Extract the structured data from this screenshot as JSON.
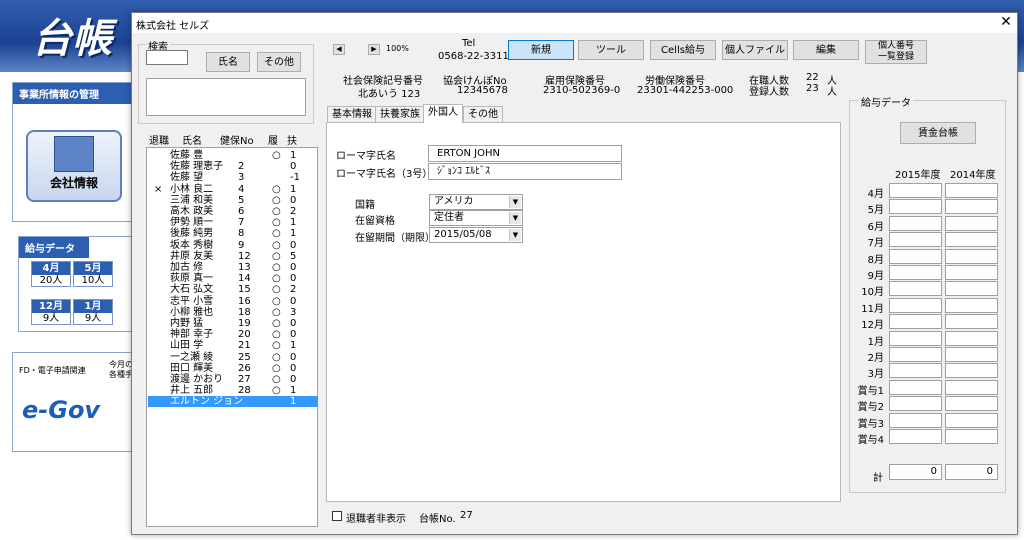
{
  "background": {
    "logo": "台帳",
    "jigyo_title": "事業所情報の管理",
    "company_label": "会社情報",
    "kyuyo_title": "給与データ",
    "kyuyo_cells": [
      {
        "month": "4月",
        "value": "20人"
      },
      {
        "month": "5月",
        "value": "10人"
      },
      {
        "month": "12月",
        "value": "9人"
      },
      {
        "month": "1月",
        "value": "9人"
      }
    ],
    "fd_title": "FD・電子申請関連",
    "fd_side": "今月の",
    "fd_side2": "各種手",
    "egov_label": "e-Gov"
  },
  "dialog": {
    "title": "株式会社 セルズ",
    "close": "✕"
  },
  "search": {
    "group_label": "検索",
    "input_value": "",
    "name_button": "氏名",
    "other_button": "その他",
    "memo_value": ""
  },
  "list": {
    "headers": {
      "retired": "退職",
      "name": "氏名",
      "ledger_no": "健保No",
      "history": "履",
      "dependents": "扶"
    },
    "rows": [
      {
        "retired": "",
        "name": "佐藤 豊",
        "no": "",
        "hist": "○",
        "dep": "1"
      },
      {
        "retired": "",
        "name": "佐藤 理恵子",
        "no": "2",
        "hist": "",
        "dep": "0"
      },
      {
        "retired": "",
        "name": "佐藤 望",
        "no": "3",
        "hist": "",
        "dep": "-1"
      },
      {
        "retired": "×",
        "name": "小林 良二",
        "no": "4",
        "hist": "○",
        "dep": "1"
      },
      {
        "retired": "",
        "name": "三浦 和美",
        "no": "5",
        "hist": "○",
        "dep": "0"
      },
      {
        "retired": "",
        "name": "高木 政美",
        "no": "6",
        "hist": "○",
        "dep": "2"
      },
      {
        "retired": "",
        "name": "伊勢 順一",
        "no": "7",
        "hist": "○",
        "dep": "1"
      },
      {
        "retired": "",
        "name": "後藤 純男",
        "no": "8",
        "hist": "○",
        "dep": "1"
      },
      {
        "retired": "",
        "name": "坂本 秀樹",
        "no": "9",
        "hist": "○",
        "dep": "0"
      },
      {
        "retired": "",
        "name": "井原 友美",
        "no": "12",
        "hist": "○",
        "dep": "5"
      },
      {
        "retired": "",
        "name": "加古 修",
        "no": "13",
        "hist": "○",
        "dep": "0"
      },
      {
        "retired": "",
        "name": "荻原 真一",
        "no": "14",
        "hist": "○",
        "dep": "0"
      },
      {
        "retired": "",
        "name": "大石 弘文",
        "no": "15",
        "hist": "○",
        "dep": "2"
      },
      {
        "retired": "",
        "name": "志平 小雪",
        "no": "16",
        "hist": "○",
        "dep": "0"
      },
      {
        "retired": "",
        "name": "小柳 雅也",
        "no": "18",
        "hist": "○",
        "dep": "3"
      },
      {
        "retired": "",
        "name": "内野 猛",
        "no": "19",
        "hist": "○",
        "dep": "0"
      },
      {
        "retired": "",
        "name": "神部 幸子",
        "no": "20",
        "hist": "○",
        "dep": "0"
      },
      {
        "retired": "",
        "name": "山田 学",
        "no": "21",
        "hist": "○",
        "dep": "1"
      },
      {
        "retired": "",
        "name": "一之瀬 綾",
        "no": "25",
        "hist": "○",
        "dep": "0"
      },
      {
        "retired": "",
        "name": "田口 輝美",
        "no": "26",
        "hist": "○",
        "dep": "0"
      },
      {
        "retired": "",
        "name": "渡邊 かおり",
        "no": "27",
        "hist": "○",
        "dep": "0"
      },
      {
        "retired": "",
        "name": "井上 五郎",
        "no": "28",
        "hist": "○",
        "dep": "1"
      },
      {
        "retired": "",
        "name": "エルトン ジョン",
        "no": "",
        "hist": "",
        "dep": "1"
      }
    ],
    "selected_index": 22
  },
  "toolbar": {
    "zoom": "100%",
    "tel_label": "Tel",
    "tel_value": "0568-22-3311",
    "buttons": [
      "新規",
      "ツール",
      "Cells給与",
      "個人ファイル",
      "編集"
    ],
    "mynumber_line1": "個人番号",
    "mynumber_line2": "一覧登録"
  },
  "info": {
    "shaho_label": "社会保険記号番号",
    "shaho_value": "北あいう 123",
    "kyokai_label": "協会けんぽNo",
    "kyokai_value": "12345678",
    "koyo_label": "雇用保険番号",
    "koyo_value": "2310-502369-0",
    "rodo_label": "労働保険番号",
    "rodo_value": "23301-442253-000",
    "zaishoku_label": "在職人数",
    "zaishoku_value": "22",
    "touroku_label": "登録人数",
    "touroku_value": "23",
    "unit": "人"
  },
  "tabs": [
    "基本情報",
    "扶養家族",
    "外国人",
    "その他"
  ],
  "active_tab": 2,
  "foreigner": {
    "roman_label": "ローマ字氏名",
    "roman_value": "ERTON JOHN",
    "roman3_label": "ローマ字氏名（3号）",
    "roman3_value": "ｼﾞｮﾝｺ ｴﾙﾋﾞｽ",
    "nationality_label": "国籍",
    "nationality_value": "アメリカ",
    "status_label": "在留資格",
    "status_value": "定住者",
    "period_label": "在留期間（期限）",
    "period_value": "2015/05/08"
  },
  "salary": {
    "group_label": "給与データ",
    "ledger_button": "賃金台帳",
    "year1": "2015年度",
    "year2": "2014年度",
    "months": [
      "4月",
      "5月",
      "6月",
      "7月",
      "8月",
      "9月",
      "10月",
      "11月",
      "12月",
      "1月",
      "2月",
      "3月",
      "賞与1",
      "賞与2",
      "賞与3",
      "賞与4"
    ],
    "total_label": "計",
    "total1": "0",
    "total2": "0"
  },
  "footer": {
    "hide_retired_label": "退職者非表示",
    "ledger_no_label": "台帳No.",
    "ledger_no_value": "27"
  }
}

**REQUIRED WORK:** Can the entries above be repeated exactly, without their pictures?

**THE COMPLETED TASK:**
Extract the structured data from this screenshot as JSON.
{
  "background": {
    "logo": "台帳",
    "jigyo_title": "事業所情報の管理",
    "company_label": "会社情報",
    "kyuyo_title": "給与データ",
    "kyuyo_cells": [
      {
        "month": "4月",
        "value": "20人"
      },
      {
        "month": "5月",
        "value": "10人"
      },
      {
        "month": "12月",
        "value": "9人"
      },
      {
        "month": "1月",
        "value": "9人"
      }
    ],
    "fd_title": "FD・電子申請関連",
    "fd_side": "今月の",
    "fd_side2": "各種手",
    "egov_label": "e-Gov"
  },
  "dialog": {
    "title": "株式会社 セルズ",
    "close": "✕"
  },
  "search": {
    "group_label": "検索",
    "input_value": "",
    "name_button": "氏名",
    "other_button": "その他",
    "memo_value": ""
  },
  "list": {
    "headers": {
      "retired": "退職",
      "name": "氏名",
      "ledger_no": "健保No",
      "history": "履",
      "dependents": "扶"
    },
    "rows": [
      {
        "retired": "",
        "name": "佐藤 豊",
        "no": "",
        "hist": "○",
        "dep": "1"
      },
      {
        "retired": "",
        "name": "佐藤 理恵子",
        "no": "2",
        "hist": "",
        "dep": "0"
      },
      {
        "retired": "",
        "name": "佐藤 望",
        "no": "3",
        "hist": "",
        "dep": "-1"
      },
      {
        "retired": "×",
        "name": "小林 良二",
        "no": "4",
        "hist": "○",
        "dep": "1"
      },
      {
        "retired": "",
        "name": "三浦 和美",
        "no": "5",
        "hist": "○",
        "dep": "0"
      },
      {
        "retired": "",
        "name": "高木 政美",
        "no": "6",
        "hist": "○",
        "dep": "2"
      },
      {
        "retired": "",
        "name": "伊勢 順一",
        "no": "7",
        "hist": "○",
        "dep": "1"
      },
      {
        "retired": "",
        "name": "後藤 純男",
        "no": "8",
        "hist": "○",
        "dep": "1"
      },
      {
        "retired": "",
        "name": "坂本 秀樹",
        "no": "9",
        "hist": "○",
        "dep": "0"
      },
      {
        "retired": "",
        "name": "井原 友美",
        "no": "12",
        "hist": "○",
        "dep": "5"
      },
      {
        "retired": "",
        "name": "加古 修",
        "no": "13",
        "hist": "○",
        "dep": "0"
      },
      {
        "retired": "",
        "name": "荻原 真一",
        "no": "14",
        "hist": "○",
        "dep": "0"
      },
      {
        "retired": "",
        "name": "大石 弘文",
        "no": "15",
        "hist": "○",
        "dep": "2"
      },
      {
        "retired": "",
        "name": "志平 小雪",
        "no": "16",
        "hist": "○",
        "dep": "0"
      },
      {
        "retired": "",
        "name": "小柳 雅也",
        "no": "18",
        "hist": "○",
        "dep": "3"
      },
      {
        "retired": "",
        "name": "内野 猛",
        "no": "19",
        "hist": "○",
        "dep": "0"
      },
      {
        "retired": "",
        "name": "神部 幸子",
        "no": "20",
        "hist": "○",
        "dep": "0"
      },
      {
        "retired": "",
        "name": "山田 学",
        "no": "21",
        "hist": "○",
        "dep": "1"
      },
      {
        "retired": "",
        "name": "一之瀬 綾",
        "no": "25",
        "hist": "○",
        "dep": "0"
      },
      {
        "retired": "",
        "name": "田口 輝美",
        "no": "26",
        "hist": "○",
        "dep": "0"
      },
      {
        "retired": "",
        "name": "渡邊 かおり",
        "no": "27",
        "hist": "○",
        "dep": "0"
      },
      {
        "retired": "",
        "name": "井上 五郎",
        "no": "28",
        "hist": "○",
        "dep": "1"
      },
      {
        "retired": "",
        "name": "エルトン ジョン",
        "no": "",
        "hist": "",
        "dep": "1"
      }
    ],
    "selected_index": 22
  },
  "toolbar": {
    "zoom": "100%",
    "tel_label": "Tel",
    "tel_value": "0568-22-3311",
    "buttons": [
      "新規",
      "ツール",
      "Cells給与",
      "個人ファイル",
      "編集"
    ],
    "mynumber_line1": "個人番号",
    "mynumber_line2": "一覧登録"
  },
  "info": {
    "shaho_label": "社会保険記号番号",
    "shaho_value": "北あいう 123",
    "kyokai_label": "協会けんぽNo",
    "kyokai_value": "12345678",
    "koyo_label": "雇用保険番号",
    "koyo_value": "2310-502369-0",
    "rodo_label": "労働保険番号",
    "rodo_value": "23301-442253-000",
    "zaishoku_label": "在職人数",
    "zaishoku_value": "22",
    "touroku_label": "登録人数",
    "touroku_value": "23",
    "unit": "人"
  },
  "tabs": [
    "基本情報",
    "扶養家族",
    "外国人",
    "その他"
  ],
  "active_tab": 2,
  "foreigner": {
    "roman_label": "ローマ字氏名",
    "roman_value": "ERTON JOHN",
    "roman3_label": "ローマ字氏名（3号）",
    "roman3_value": "ｼﾞｮﾝｺ ｴﾙﾋﾞｽ",
    "nationality_label": "国籍",
    "nationality_value": "アメリカ",
    "status_label": "在留資格",
    "status_value": "定住者",
    "period_label": "在留期間（期限）",
    "period_value": "2015/05/08"
  },
  "salary": {
    "group_label": "給与データ",
    "ledger_button": "賃金台帳",
    "year1": "2015年度",
    "year2": "2014年度",
    "months": [
      "4月",
      "5月",
      "6月",
      "7月",
      "8月",
      "9月",
      "10月",
      "11月",
      "12月",
      "1月",
      "2月",
      "3月",
      "賞与1",
      "賞与2",
      "賞与3",
      "賞与4"
    ],
    "total_label": "計",
    "total1": "0",
    "total2": "0"
  },
  "footer": {
    "hide_retired_label": "退職者非表示",
    "ledger_no_label": "台帳No.",
    "ledger_no_value": "27"
  }
}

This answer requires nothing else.